%%
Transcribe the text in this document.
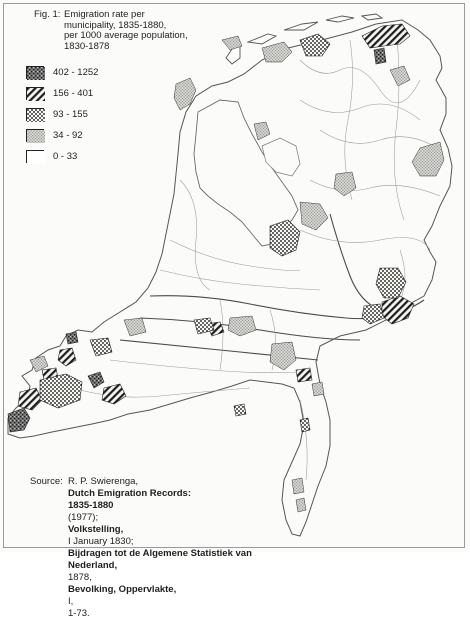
Fig. 1: Emigration rate per
municipality, 1835-1880,
per 1000 average population,
1830-1878
402 - 1252
156 - 401
93 - 155
34 - 92
0 - 33
Source: R. P. Swierenga,
Dutch Emigration Records:
1835-1880
(1977);
Volkstelling,
I January 1830;
Bijdragen tot de Algemene Statistiek van
Nederland,
1878,
Bevolking, Oppervlakte,
I,
1-73.
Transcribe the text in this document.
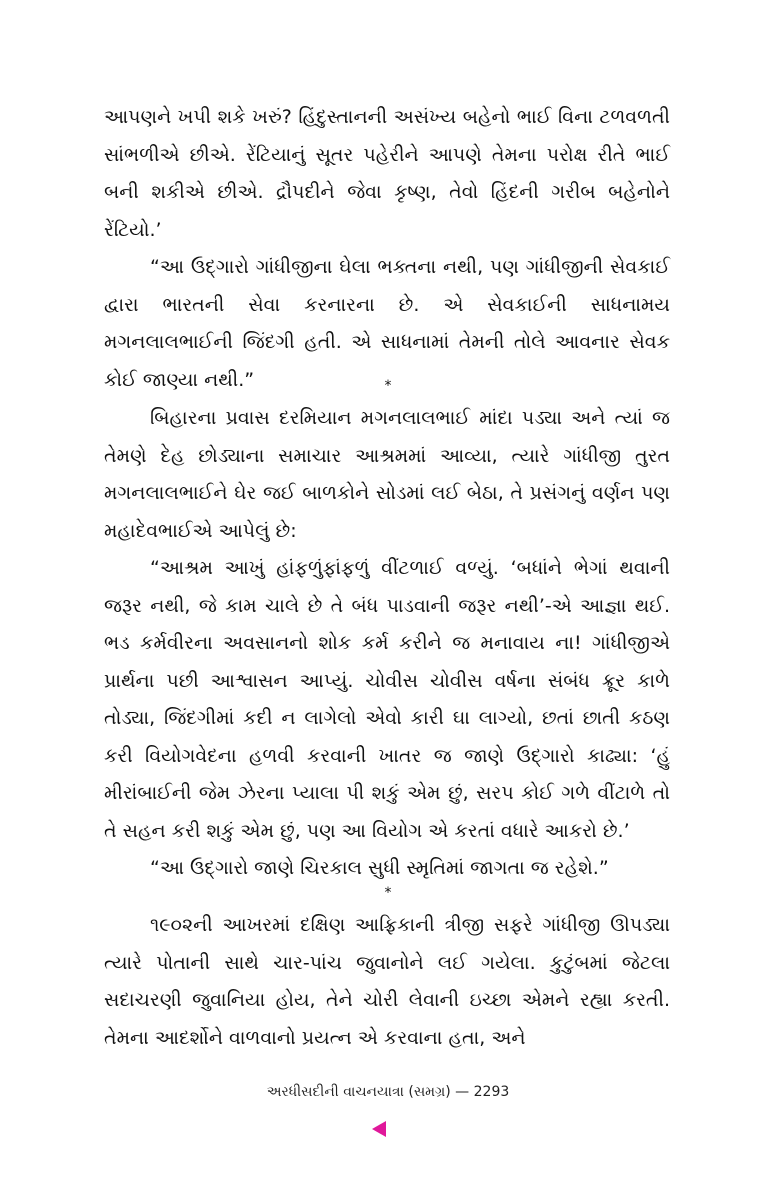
આપણને ખપી શકે ખરું? હિંદુસ્તાનની અસંખ્ય બહેનો ભાઈ વિના ટળવળતી સાંભળીએ છીએ. રેંટિયાનું સૂતર પહેરીને આપણે તેમના પરોક્ષ રીતે ભાઈ બની શકીએ છીએ. દ્રૌપદીને જેવા કૃષ્ણ, તેવો હિંદની ગરીબ બહેનોને રેંટિયો.’

“આ ઉદ્ગારો ગાંધીજીના ઘેલા ભક્તના નથી, પણ ગાંધીજીની સેવકાઈ દ્વારા ભારતની સેવા કરનારના છે. એ સેવકાઈની સાધનામય મગનલાલભાઈની જિંદગી હતી. એ સાધનામાં તેમની તોલે આવનાર સેવક કોઈ જાણ્યા નથી.”	*

બિહારના પ્રવાસ દરમિયાન મગનલાલભાઈ માંદા પડ્યા અને ત્યાં જ તેમણે દેહ છોડ્યાના સમાચાર આશ્રમમાં આવ્યા, ત્યારે ગાંધીજી તુરત મગનલાલભાઈને ઘેર જઈ બાળકોને સોડમાં લઈ બેઠા, તે પ્રસંગનું વર્ણન પણ મહાદેવભાઈએ આપેલું છે:

“આશ્રમ આખું હાંફળુંફાંફળું વીંટળાઈ વળ્યું. ‘બધાંને ભેગાં થવાની જરૂર નથી, જે કામ ચાલે છે તે બંધ પાડવાની જરૂર નથી’-એ આજ્ઞા થઈ. ભડ કર્મવીરના અવસાનનો શોક કર્મ કરીને જ મનાવાય ના! ગાંધીજીએ પ્રાર્થના પછી આશ્વાસન આપ્યું. ચોવીસ ચોવીસ વર્ષના સંબંધ ક્રૂર કાળે તોડ્યા, જિંદગીમાં કદી ન લાગેલો એવો કારી ઘા લાગ્યો, છતાં છાતી કઠણ કરી વિયોગવેદના હળવી કરવાની ખાતર જ જાણે ઉદ્ગારો કાઢ્યા: ‘હું મીરાંબાઈની જેમ ઝેરના પ્યાલા પી શકું એમ છું, સરપ કોઈ ગળે વીંટાળે તો તે સહન કરી શકું એમ છું, પણ આ વિયોગ એ કરતાં વધારે આકરો છે.’

“આ ઉદ્ગારો જાણે ચિરકાલ સુધી સ્મૃતિમાં જાગતા જ રહેશે.”

*

૧૯૦૨ની આખરમાં દક્ષિણ આફ્રિકાની ત્રીજી સફરે ગાંધીજી ઊપડ્યા ત્યારે પોતાની સાથે ચાર-પાંચ જુવાનોને લઈ ગયેલા. કુટુંબમાં જેટલા સદાચરણી જુવાનિયા હોય, તેને ચોરી લેવાની ઇચ્છા એમને રહ્યા કરતી. તેમના આદર્શોને વાળવાનો પ્રયત્ન એ કરવાના હતા, અને

અરધીસદીની વાચનયાત્રા (સમગ્ર) — 2293
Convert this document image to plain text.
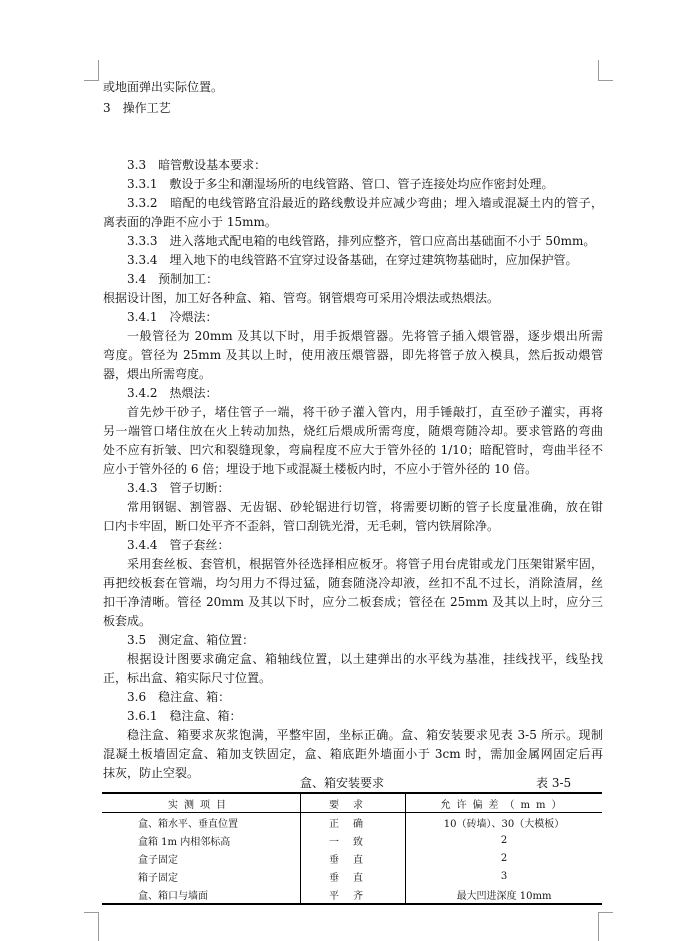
或地面弹出实际位置。
3　操作工艺
3.3　暗管敷设基本要求：
3.3.1　敷设于多尘和潮湿场所的电线管路、管口、管子连接处均应作密封处理。
3.3.2　暗配的电线管路宜沿最近的路线敷设并应减少弯曲；埋入墙或混凝土内的管子，
离表面的净距不应小于 15mm。
3.3.3　进入落地式配电箱的电线管路，排列应整齐，管口应高出基础面不小于 50mm。
3.3.4　埋入地下的电线管路不宜穿过设备基础，在穿过建筑物基础时，应加保护管。
3.4　预制加工：
根据设计图，加工好各种盒、箱、管弯。钢管煨弯可采用冷煨法或热煨法。
3.4.1　冷煨法：
一般管径为 20mm 及其以下时，用手扳煨管器。先将管子插入煨管器，逐步煨出所需
弯度。管径为 25mm 及其以上时，使用液压煨管器，即先将管子放入模具，然后扳动煨管
器，煨出所需弯度。
3.4.2　热煨法：
首先炒干砂子，堵住管子一端，将干砂子灌入管内，用手锤敲打，直至砂子灌实，再将
另一端管口堵住放在火上转动加热，烧红后煨成所需弯度，随煨弯随冷却。要求管路的弯曲
处不应有折皱、凹穴和裂缝现象，弯扁程度不应大于管外径的 1/10；暗配管时，弯曲半径不
应小于管外径的 6 倍；埋设于地下或混凝土楼板内时，不应小于管外径的 10 倍。
3.4.3　管子切断：
常用钢锯、割管器、无齿锯、砂轮锯进行切管，将需要切断的管子长度量准确，放在钳
口内卡牢固，断口处平齐不歪斜，管口刮铣光滑，无毛刺，管内铁屑除净。
3.4.4　管子套丝：
采用套丝板、套管机，根据管外径选择相应板牙。将管子用台虎钳或龙门压架钳紧牢固，
再把绞板套在管端，均匀用力不得过猛，随套随浇冷却液，丝扣不乱不过长，消除渣屑，丝
扣干净清晰。管径 20mm 及其以下时，应分二板套成；管径在 25mm 及其以上时，应分三
板套成。
3.5　测定盒、箱位置：
根据设计图要求确定盒、箱轴线位置，以土建弹出的水平线为基准，挂线找平，线坠找
正，标出盒、箱实际尺寸位置。
3.6　稳注盒、箱：
3.6.1　稳注盒、箱：
稳注盒、箱要求灰浆饱满，平整牢固，坐标正确。盒、箱安装要求见表 3-5 所示。现制
混凝土板墙固定盒、箱加支铁固定，盒、箱底距外墙面小于 3cm 时，需加金属网固定后再
抹灰，防止空裂。
盒、箱安装要求	表 3-5
实测项目	要求	允许偏差（mm）
盒、箱水平、垂直位置	正确	10（砖墙）、30（大模板）
盒箱 1m 内相邻标高	一致	2
盒子固定	垂直	2
箱子固定	垂直	3
盒、箱口与墙面	平齐	最大凹进深度 10mm
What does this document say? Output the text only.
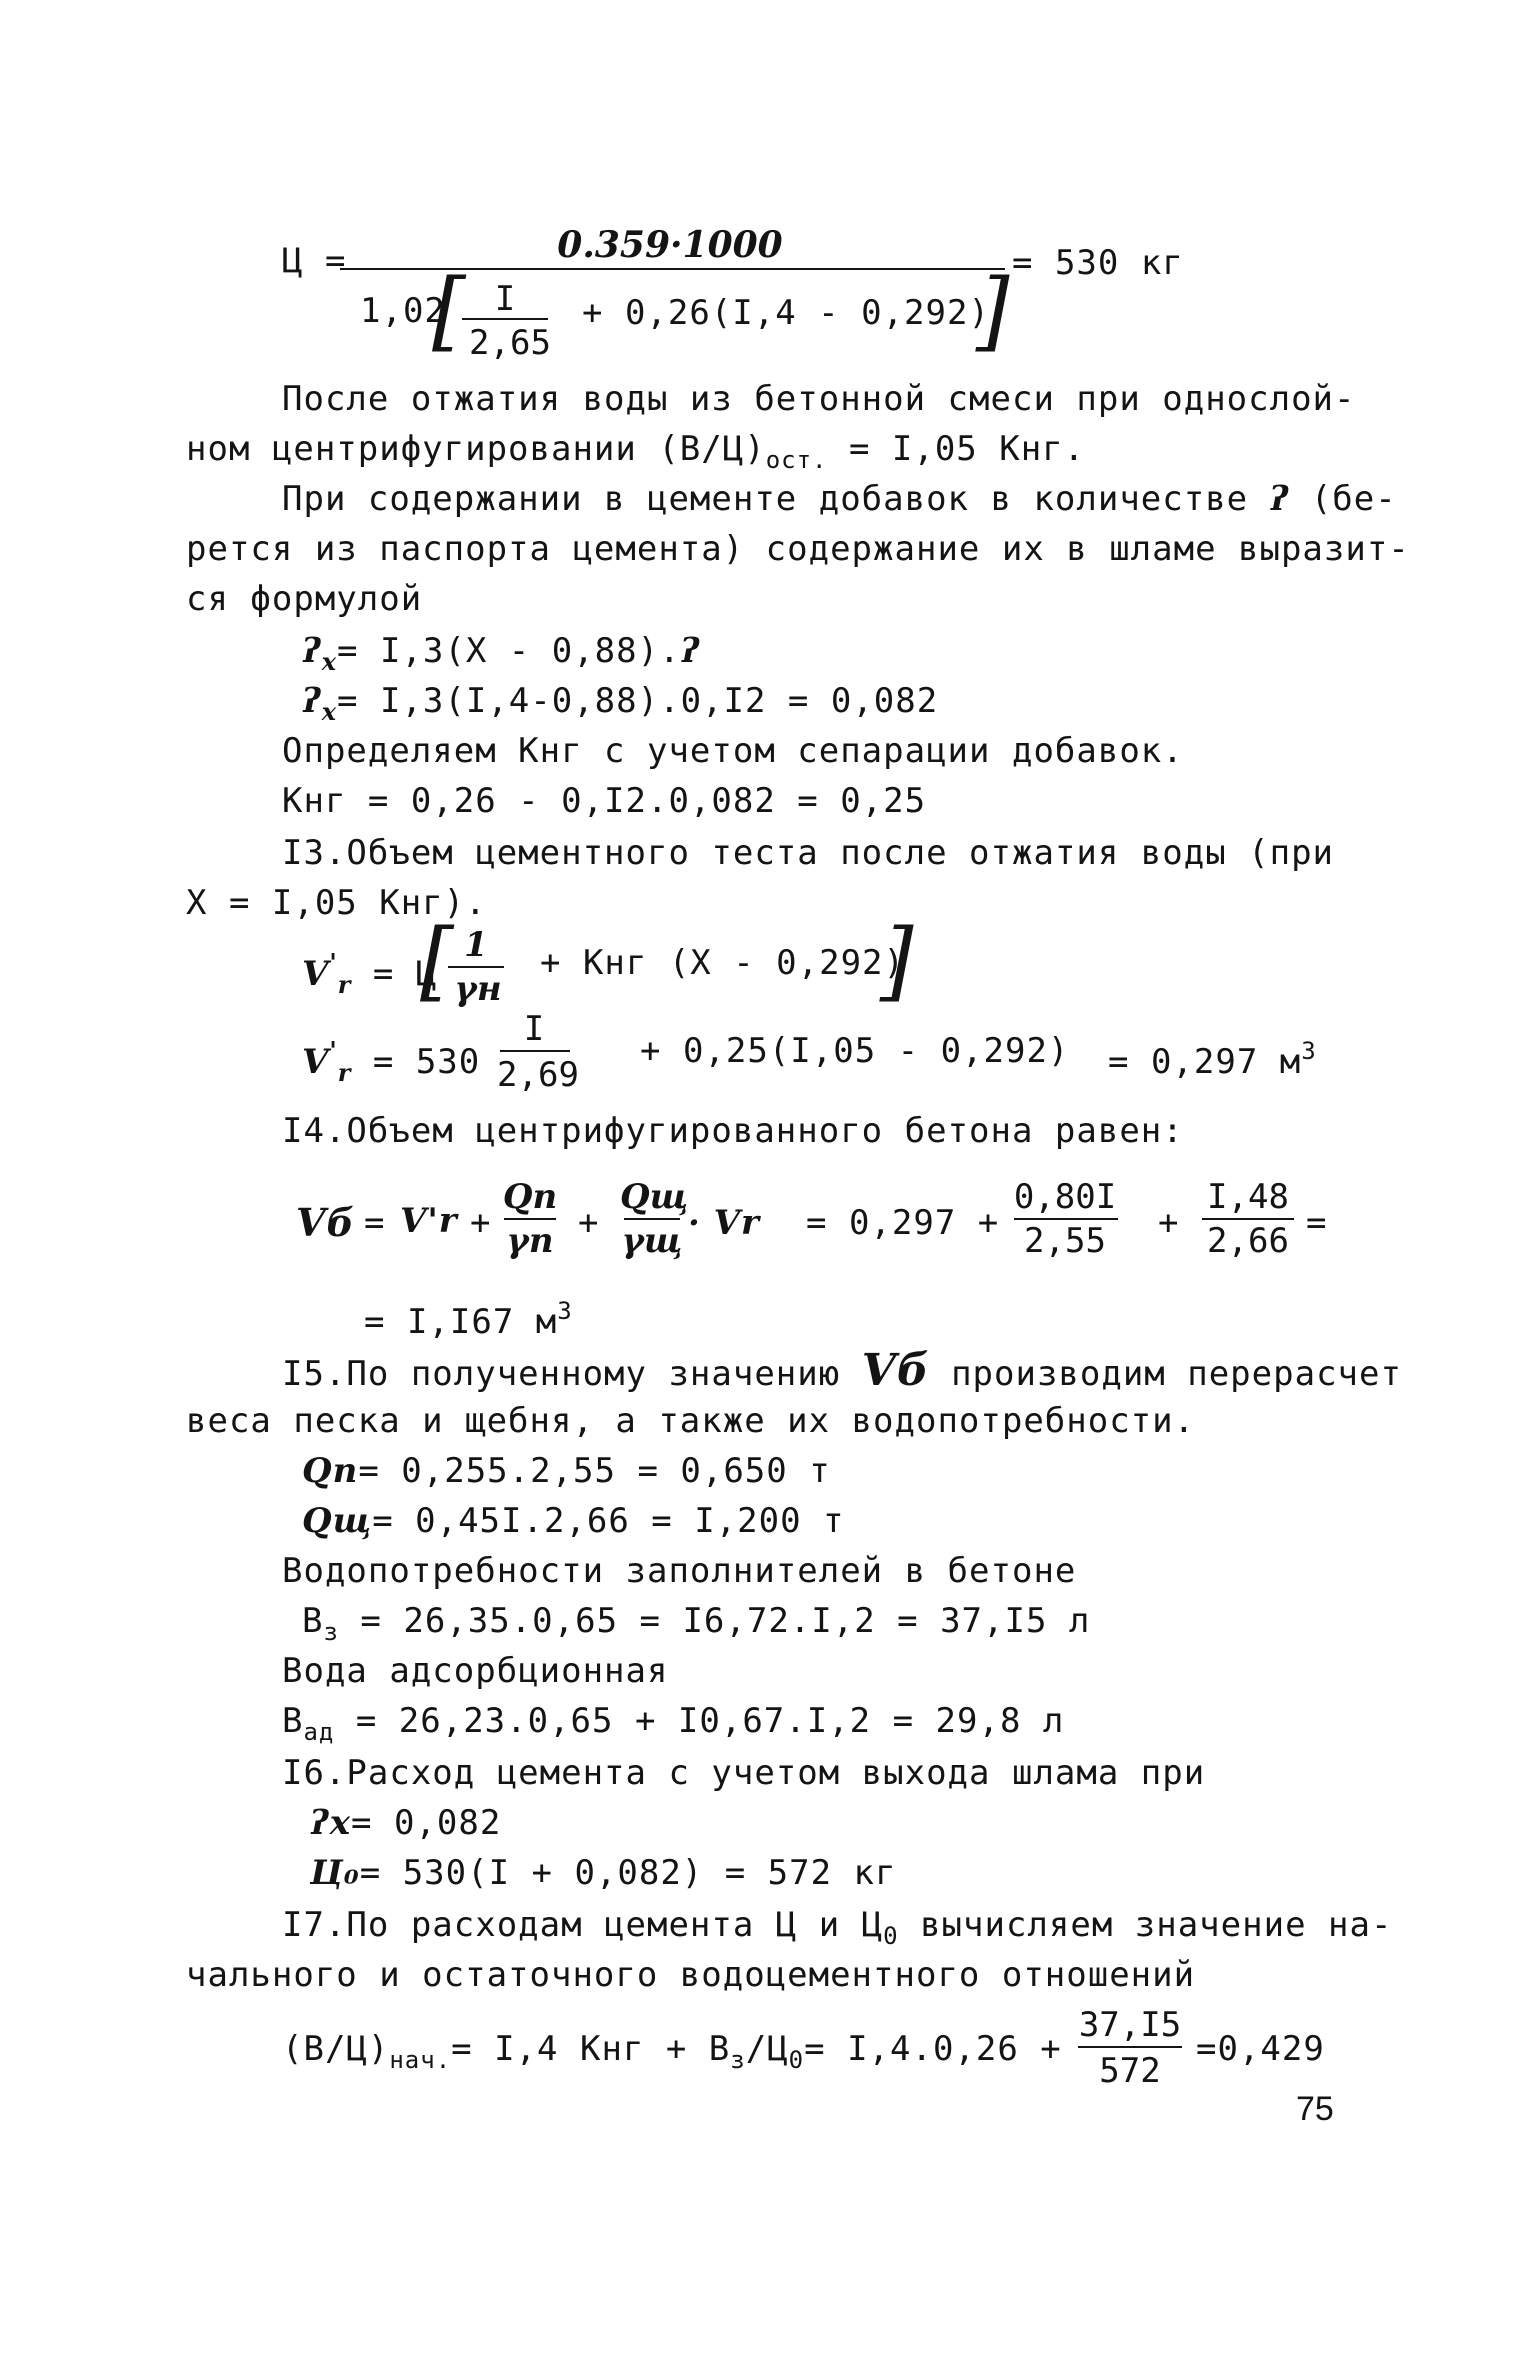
Ц =	0.359·1000	= 530 кг
1,02
[ I
2,65
+ 0,26(I,4 - 0,292)
]
После отжатия воды из бетонной смеси при однослой-
ном центрифугировании $(В/Ц)_{ост.} = I,05$ Кнг.
При содержании в цементе добавок в количестве ʔ (бе-
рется из паспорта цемента) содержание их в шламе выразит-
ся формулой
ʔ$_x$= I,3(X - 0,88).ʔ
ʔ$_x$= I,3(I,4-0,88).0,I2 = 0,082
Определяем Кнг с учетом сепарации добавок.
Кнг = 0,26 - 0,I2.0,082 = 0,25
I3.Объем цементного теста после отжатия воды (при
X = I,05 Кнг).
$V'_r = Ц$
[ 1
γн
+ Кнг (X - 0,292)
]
$V'_r = 530$
I
2,69
+ 0,25(I,05 - 0,292) = 0,297 $м^3$
I4.Объем центрифугированного бетона равен:
Vб = V'r +
Qп
γп +
Qщ
γщ · Vr = 0,297 +
0,80I
2,55	+
I,48
2,66 =
= I,I67 $м^3$
I5.По полученному значению Vб производим перерасчет
веса песка и щебня, а также их водопотребности.
Qп= 0,255.2,55 = 0,650 т
Qщ= 0,45I.2,66 = I,200 т
Водопотребности заполнителей в бетоне
$В_з = 26,35.0,65 = I6,72.I,2 = 37,I5$ л
Вода адсорбционная
$В_{ад} = 26,23.0,65 + I0,67.I,2 = 29,8$ л
I6.Расход цемента с учетом выхода шлама при
ʔх= 0,082
Ц₀= 530(I + 0,082) = 572 кг
I7.По расходам цемента Ц и $Ц_0$ вычисляем значение на-
чального и остаточного водоцементного отношений
$(В/Ц)_{нач.}= I,4$ Кнг + $В_з/Ц_0= I,4.0,26$ +
37,I5
572
=0,429
75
%%
### To be done
Copy out each line in the preceding records that contains "及其以上时".

### Result of this task
弯度。管径为 25mm 及其以上时，使用液压煨管器，即先将管子放入模具，然后扳动煨管
扣干净清晰。管径 20mm 及其以下时，应分二板套成；管径在 25mm 及其以上时，应分三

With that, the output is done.